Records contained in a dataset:
** start **
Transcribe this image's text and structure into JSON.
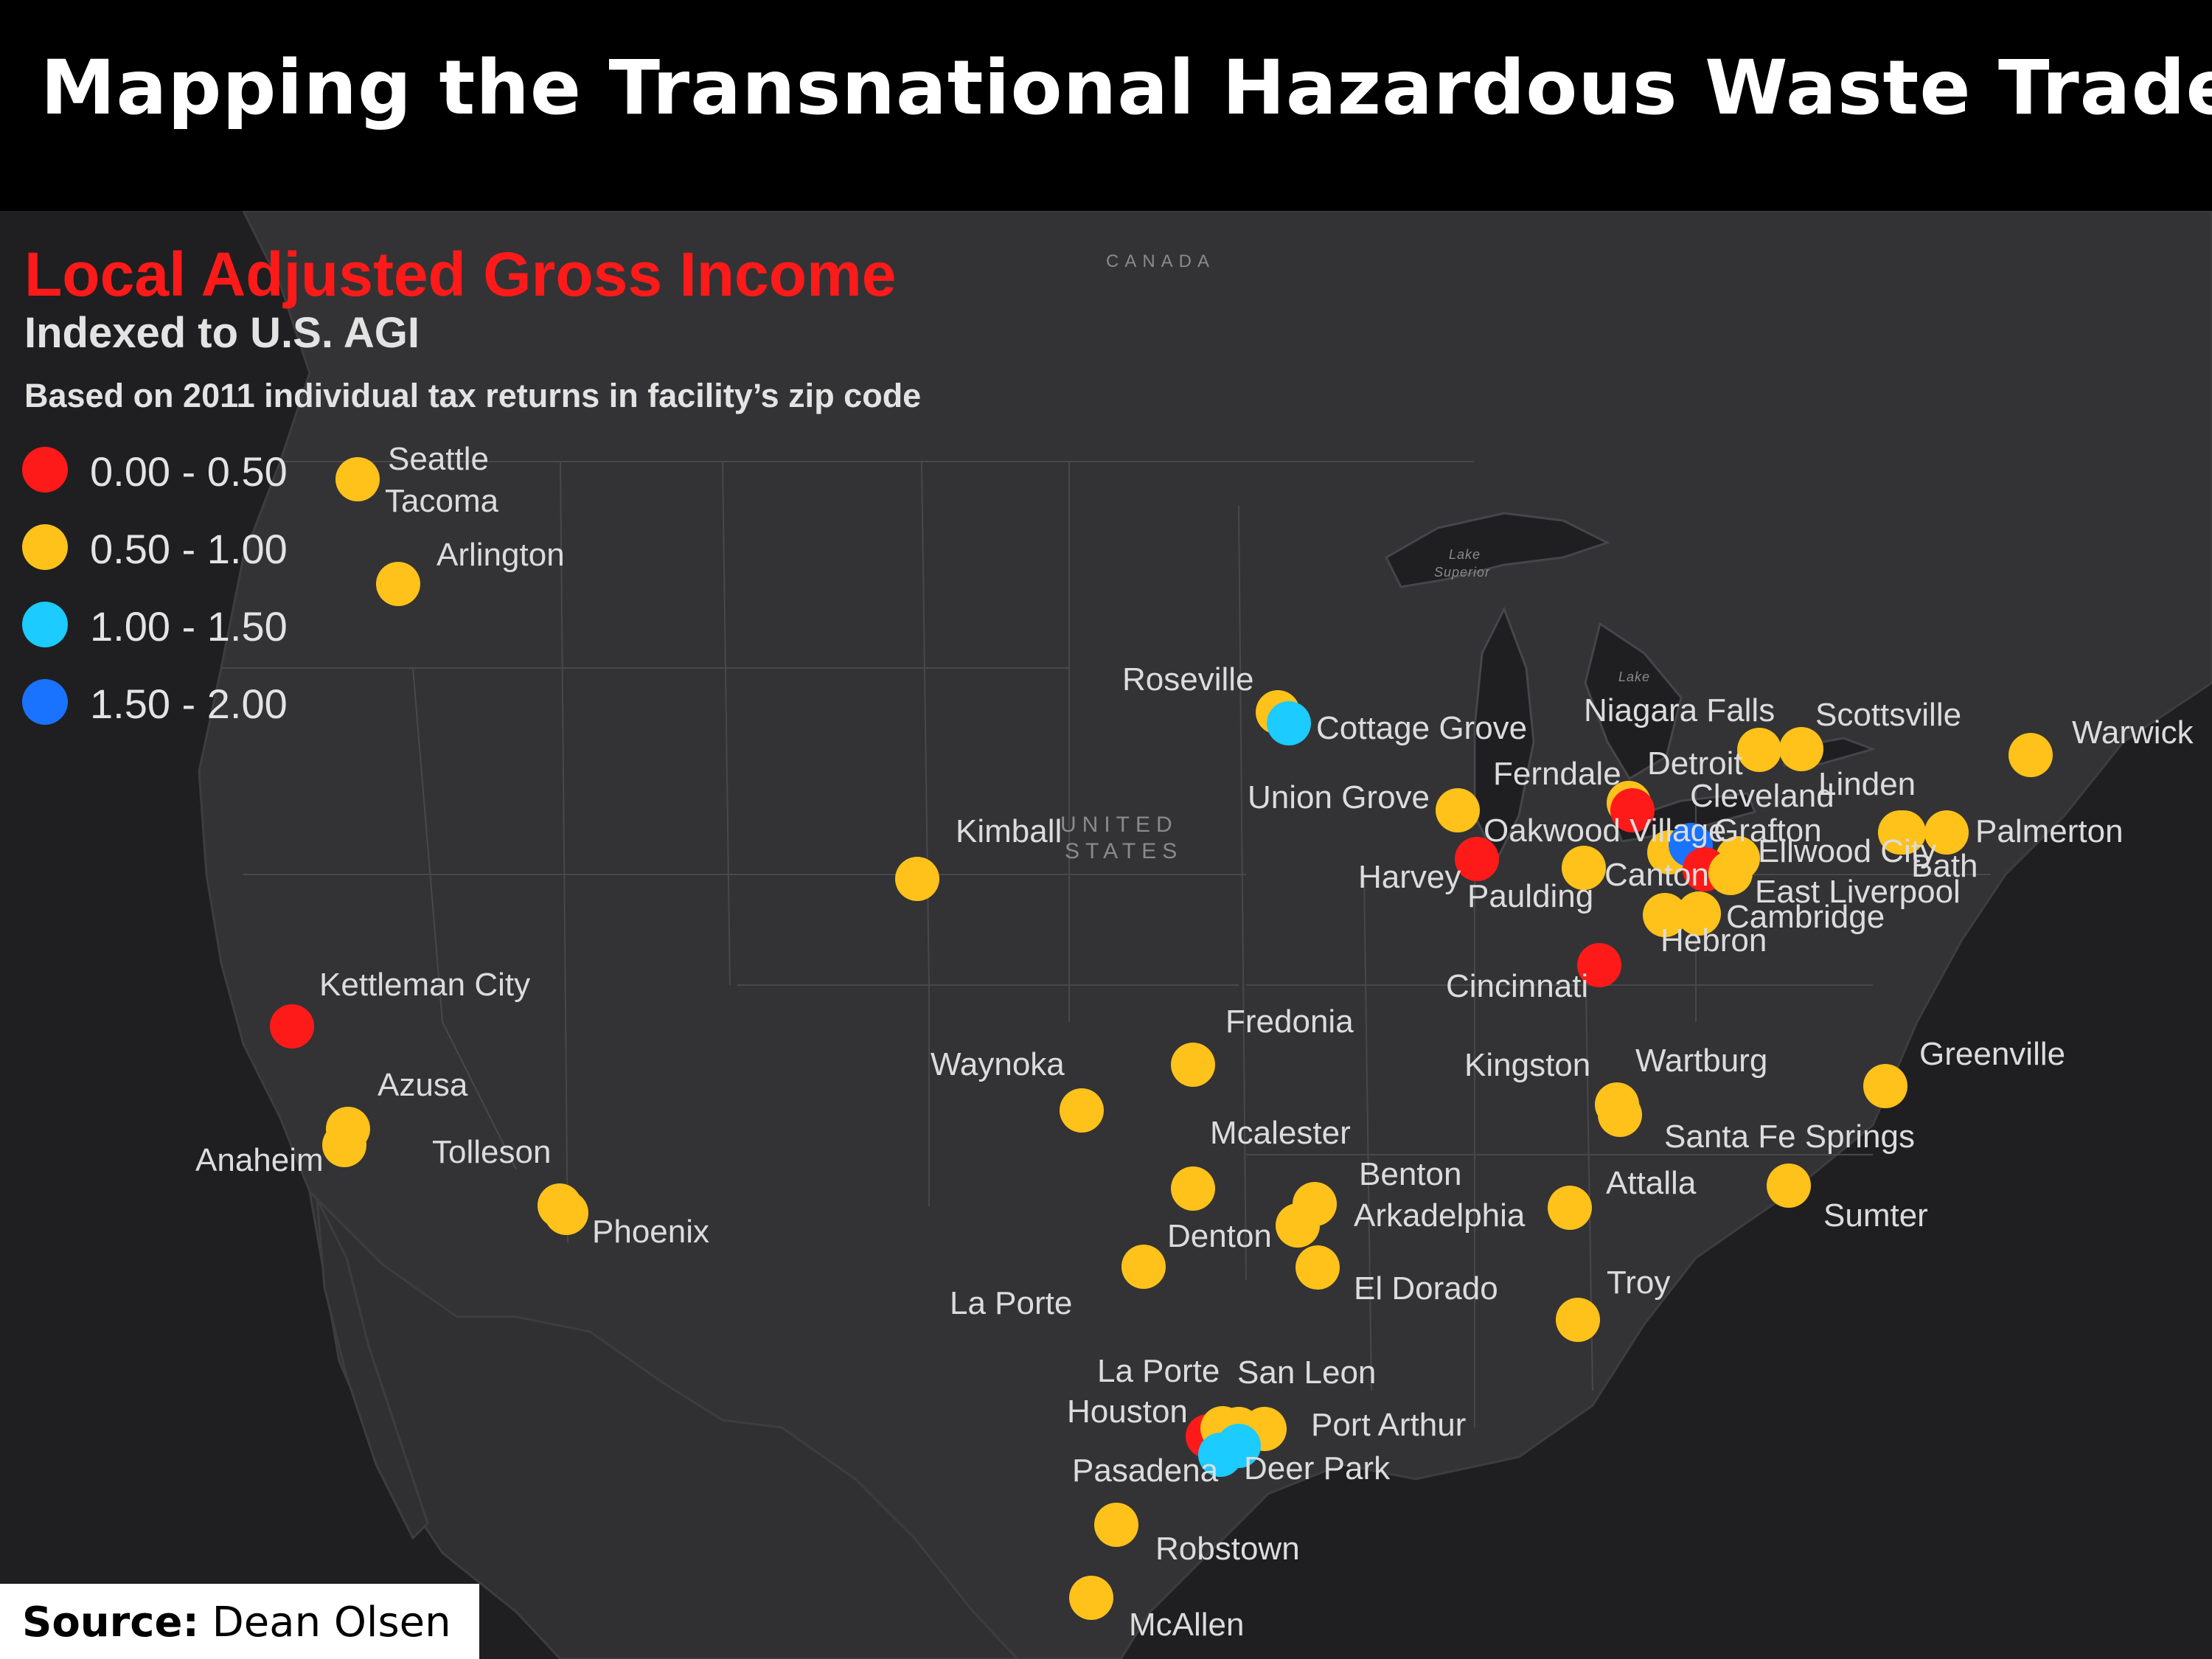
{
  "header": {
    "title": "Mapping the Transnational Hazardous Waste Trade"
  },
  "legend": {
    "title": "Local Adjusted Gross Income",
    "subtitle": "Indexed to U.S. AGI",
    "basis": "Based on 2011 individual tax returns in facility’s zip code",
    "classes": [
      {
        "label": "0.00 - 0.50",
        "color": "#ff1a1a"
      },
      {
        "label": "0.50 - 1.00",
        "color": "#ffc21a"
      },
      {
        "label": "1.00 - 1.50",
        "color": "#1ccbff"
      },
      {
        "label": "1.50 - 2.00",
        "color": "#1a73ff"
      }
    ]
  },
  "map": {
    "base_labels": {
      "canada": "CANADA",
      "united": "UNITED",
      "states": "STATES",
      "lake_superior_1": "Lake",
      "lake_superior_2": "Superior",
      "lake_huron": "Lake"
    },
    "sites": [
      {
        "id": "seattle-tacoma",
        "cls": 1
      },
      {
        "id": "arlington",
        "cls": 1
      },
      {
        "id": "kettleman-city",
        "cls": 0
      },
      {
        "id": "azusa",
        "cls": 1
      },
      {
        "id": "anaheim",
        "cls": 1
      },
      {
        "id": "tolleson",
        "cls": 1
      },
      {
        "id": "phoenix",
        "cls": 1
      },
      {
        "id": "kimball",
        "cls": 1
      },
      {
        "id": "roseville",
        "cls": 1
      },
      {
        "id": "cottage-grove",
        "cls": 2
      },
      {
        "id": "union-grove",
        "cls": 1
      },
      {
        "id": "harvey",
        "cls": 0
      },
      {
        "id": "paulding",
        "cls": 1
      },
      {
        "id": "ferndale",
        "cls": 1
      },
      {
        "id": "detroit",
        "cls": 0
      },
      {
        "id": "oakwood-village",
        "cls": 1
      },
      {
        "id": "cleveland",
        "cls": 3
      },
      {
        "id": "grafton",
        "cls": 1
      },
      {
        "id": "canton",
        "cls": 0
      },
      {
        "id": "east-liverpool",
        "cls": 1
      },
      {
        "id": "hebron",
        "cls": 1
      },
      {
        "id": "cambridge",
        "cls": 1
      },
      {
        "id": "cincinnati",
        "cls": 0
      },
      {
        "id": "niagara-falls",
        "cls": 1
      },
      {
        "id": "scottsville",
        "cls": 1
      },
      {
        "id": "linden",
        "cls": 1
      },
      {
        "id": "ellwood-city",
        "cls": 1
      },
      {
        "id": "palmerton",
        "cls": 1
      },
      {
        "id": "warwick",
        "cls": 1
      },
      {
        "id": "fredonia",
        "cls": 1
      },
      {
        "id": "waynoka",
        "cls": 1
      },
      {
        "id": "kingston",
        "cls": 1
      },
      {
        "id": "wartburg",
        "cls": 1
      },
      {
        "id": "greenville",
        "cls": 1
      },
      {
        "id": "santa-fe-springs",
        "cls": 1
      },
      {
        "id": "mcalester",
        "cls": 1
      },
      {
        "id": "benton",
        "cls": 1
      },
      {
        "id": "arkadelphia",
        "cls": 1
      },
      {
        "id": "el-dorado",
        "cls": 1
      },
      {
        "id": "denton",
        "cls": 1
      },
      {
        "id": "attalla",
        "cls": 1
      },
      {
        "id": "troy",
        "cls": 1
      },
      {
        "id": "houston",
        "cls": 0
      },
      {
        "id": "la-porte",
        "cls": 1
      },
      {
        "id": "san-leon",
        "cls": 1
      },
      {
        "id": "port-arthur",
        "cls": 1
      },
      {
        "id": "pasadena",
        "cls": 2
      },
      {
        "id": "deer-park",
        "cls": 2
      },
      {
        "id": "robstown",
        "cls": 1
      },
      {
        "id": "mcallen",
        "cls": 1
      }
    ],
    "labels": [
      {
        "text": "Seattle"
      },
      {
        "text": "Tacoma"
      },
      {
        "text": "Arlington"
      },
      {
        "text": "Kettleman City"
      },
      {
        "text": "Azusa"
      },
      {
        "text": "Anaheim"
      },
      {
        "text": "Tolleson"
      },
      {
        "text": "Phoenix"
      },
      {
        "text": "Kimball"
      },
      {
        "text": "Roseville"
      },
      {
        "text": "Cottage Grove"
      },
      {
        "text": "Union Grove"
      },
      {
        "text": "Harvey"
      },
      {
        "text": "Paulding"
      },
      {
        "text": "Ferndale"
      },
      {
        "text": "Detroit"
      },
      {
        "text": "Oakwood Village"
      },
      {
        "text": "Cleveland"
      },
      {
        "text": "Grafton"
      },
      {
        "text": "Canton"
      },
      {
        "text": "East Liverpool"
      },
      {
        "text": "Cambridge"
      },
      {
        "text": "Hebron"
      },
      {
        "text": "Cincinnati"
      },
      {
        "text": "Niagara Falls"
      },
      {
        "text": "Scottsville"
      },
      {
        "text": "Linden"
      },
      {
        "text": "Ellwood City"
      },
      {
        "text": "Bath"
      },
      {
        "text": "Palmerton"
      },
      {
        "text": "Warwick"
      },
      {
        "text": "Fredonia"
      },
      {
        "text": "Waynoka"
      },
      {
        "text": "Kingston"
      },
      {
        "text": "Wartburg"
      },
      {
        "text": "Greenville"
      },
      {
        "text": "Santa Fe Springs"
      },
      {
        "text": "Sumter"
      },
      {
        "text": "Mcalester"
      },
      {
        "text": "Benton"
      },
      {
        "text": "Arkadelphia"
      },
      {
        "text": "El Dorado"
      },
      {
        "text": "Denton"
      },
      {
        "text": "La Porte"
      },
      {
        "text": "Attalla"
      },
      {
        "text": "Troy"
      },
      {
        "text": "La Porte"
      },
      {
        "text": "San Leon"
      },
      {
        "text": "Houston"
      },
      {
        "text": "Port Arthur"
      },
      {
        "text": "Pasadena"
      },
      {
        "text": "Deer Park"
      },
      {
        "text": "Robstown"
      },
      {
        "text": "McAllen"
      }
    ]
  },
  "source": {
    "prefix": "Source:",
    "name": "Dean Olsen"
  }
}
** end **
__INSTRUCTIONS TO FOLLOW__
Replicate the material above verbatim; images stay out of the copy.

__ANSWER TO THE TASK__
Transcribe this image's text and structure into JSON.
{
  "header": {
    "title": "Mapping the Transnational Hazardous Waste Trade"
  },
  "legend": {
    "title": "Local Adjusted Gross Income",
    "subtitle": "Indexed to U.S. AGI",
    "basis": "Based on 2011 individual tax returns in facility’s zip code",
    "classes": [
      {
        "label": "0.00 - 0.50",
        "color": "#ff1a1a"
      },
      {
        "label": "0.50 - 1.00",
        "color": "#ffc21a"
      },
      {
        "label": "1.00 - 1.50",
        "color": "#1ccbff"
      },
      {
        "label": "1.50 - 2.00",
        "color": "#1a73ff"
      }
    ]
  },
  "map": {
    "base_labels": {
      "canada": "CANADA",
      "united": "UNITED",
      "states": "STATES",
      "lake_superior_1": "Lake",
      "lake_superior_2": "Superior",
      "lake_huron": "Lake"
    },
    "sites": [
      {
        "id": "seattle-tacoma",
        "cls": 1
      },
      {
        "id": "arlington",
        "cls": 1
      },
      {
        "id": "kettleman-city",
        "cls": 0
      },
      {
        "id": "azusa",
        "cls": 1
      },
      {
        "id": "anaheim",
        "cls": 1
      },
      {
        "id": "tolleson",
        "cls": 1
      },
      {
        "id": "phoenix",
        "cls": 1
      },
      {
        "id": "kimball",
        "cls": 1
      },
      {
        "id": "roseville",
        "cls": 1
      },
      {
        "id": "cottage-grove",
        "cls": 2
      },
      {
        "id": "union-grove",
        "cls": 1
      },
      {
        "id": "harvey",
        "cls": 0
      },
      {
        "id": "paulding",
        "cls": 1
      },
      {
        "id": "ferndale",
        "cls": 1
      },
      {
        "id": "detroit",
        "cls": 0
      },
      {
        "id": "oakwood-village",
        "cls": 1
      },
      {
        "id": "cleveland",
        "cls": 3
      },
      {
        "id": "grafton",
        "cls": 1
      },
      {
        "id": "canton",
        "cls": 0
      },
      {
        "id": "east-liverpool",
        "cls": 1
      },
      {
        "id": "hebron",
        "cls": 1
      },
      {
        "id": "cambridge",
        "cls": 1
      },
      {
        "id": "cincinnati",
        "cls": 0
      },
      {
        "id": "niagara-falls",
        "cls": 1
      },
      {
        "id": "scottsville",
        "cls": 1
      },
      {
        "id": "linden",
        "cls": 1
      },
      {
        "id": "ellwood-city",
        "cls": 1
      },
      {
        "id": "palmerton",
        "cls": 1
      },
      {
        "id": "warwick",
        "cls": 1
      },
      {
        "id": "fredonia",
        "cls": 1
      },
      {
        "id": "waynoka",
        "cls": 1
      },
      {
        "id": "kingston",
        "cls": 1
      },
      {
        "id": "wartburg",
        "cls": 1
      },
      {
        "id": "greenville",
        "cls": 1
      },
      {
        "id": "santa-fe-springs",
        "cls": 1
      },
      {
        "id": "mcalester",
        "cls": 1
      },
      {
        "id": "benton",
        "cls": 1
      },
      {
        "id": "arkadelphia",
        "cls": 1
      },
      {
        "id": "el-dorado",
        "cls": 1
      },
      {
        "id": "denton",
        "cls": 1
      },
      {
        "id": "attalla",
        "cls": 1
      },
      {
        "id": "troy",
        "cls": 1
      },
      {
        "id": "houston",
        "cls": 0
      },
      {
        "id": "la-porte",
        "cls": 1
      },
      {
        "id": "san-leon",
        "cls": 1
      },
      {
        "id": "port-arthur",
        "cls": 1
      },
      {
        "id": "pasadena",
        "cls": 2
      },
      {
        "id": "deer-park",
        "cls": 2
      },
      {
        "id": "robstown",
        "cls": 1
      },
      {
        "id": "mcallen",
        "cls": 1
      }
    ],
    "labels": [
      {
        "text": "Seattle"
      },
      {
        "text": "Tacoma"
      },
      {
        "text": "Arlington"
      },
      {
        "text": "Kettleman City"
      },
      {
        "text": "Azusa"
      },
      {
        "text": "Anaheim"
      },
      {
        "text": "Tolleson"
      },
      {
        "text": "Phoenix"
      },
      {
        "text": "Kimball"
      },
      {
        "text": "Roseville"
      },
      {
        "text": "Cottage Grove"
      },
      {
        "text": "Union Grove"
      },
      {
        "text": "Harvey"
      },
      {
        "text": "Paulding"
      },
      {
        "text": "Ferndale"
      },
      {
        "text": "Detroit"
      },
      {
        "text": "Oakwood Village"
      },
      {
        "text": "Cleveland"
      },
      {
        "text": "Grafton"
      },
      {
        "text": "Canton"
      },
      {
        "text": "East Liverpool"
      },
      {
        "text": "Cambridge"
      },
      {
        "text": "Hebron"
      },
      {
        "text": "Cincinnati"
      },
      {
        "text": "Niagara Falls"
      },
      {
        "text": "Scottsville"
      },
      {
        "text": "Linden"
      },
      {
        "text": "Ellwood City"
      },
      {
        "text": "Bath"
      },
      {
        "text": "Palmerton"
      },
      {
        "text": "Warwick"
      },
      {
        "text": "Fredonia"
      },
      {
        "text": "Waynoka"
      },
      {
        "text": "Kingston"
      },
      {
        "text": "Wartburg"
      },
      {
        "text": "Greenville"
      },
      {
        "text": "Santa Fe Springs"
      },
      {
        "text": "Sumter"
      },
      {
        "text": "Mcalester"
      },
      {
        "text": "Benton"
      },
      {
        "text": "Arkadelphia"
      },
      {
        "text": "El Dorado"
      },
      {
        "text": "Denton"
      },
      {
        "text": "La Porte"
      },
      {
        "text": "Attalla"
      },
      {
        "text": "Troy"
      },
      {
        "text": "La Porte"
      },
      {
        "text": "San Leon"
      },
      {
        "text": "Houston"
      },
      {
        "text": "Port Arthur"
      },
      {
        "text": "Pasadena"
      },
      {
        "text": "Deer Park"
      },
      {
        "text": "Robstown"
      },
      {
        "text": "McAllen"
      }
    ]
  },
  "source": {
    "prefix": "Source:",
    "name": "Dean Olsen"
  }
}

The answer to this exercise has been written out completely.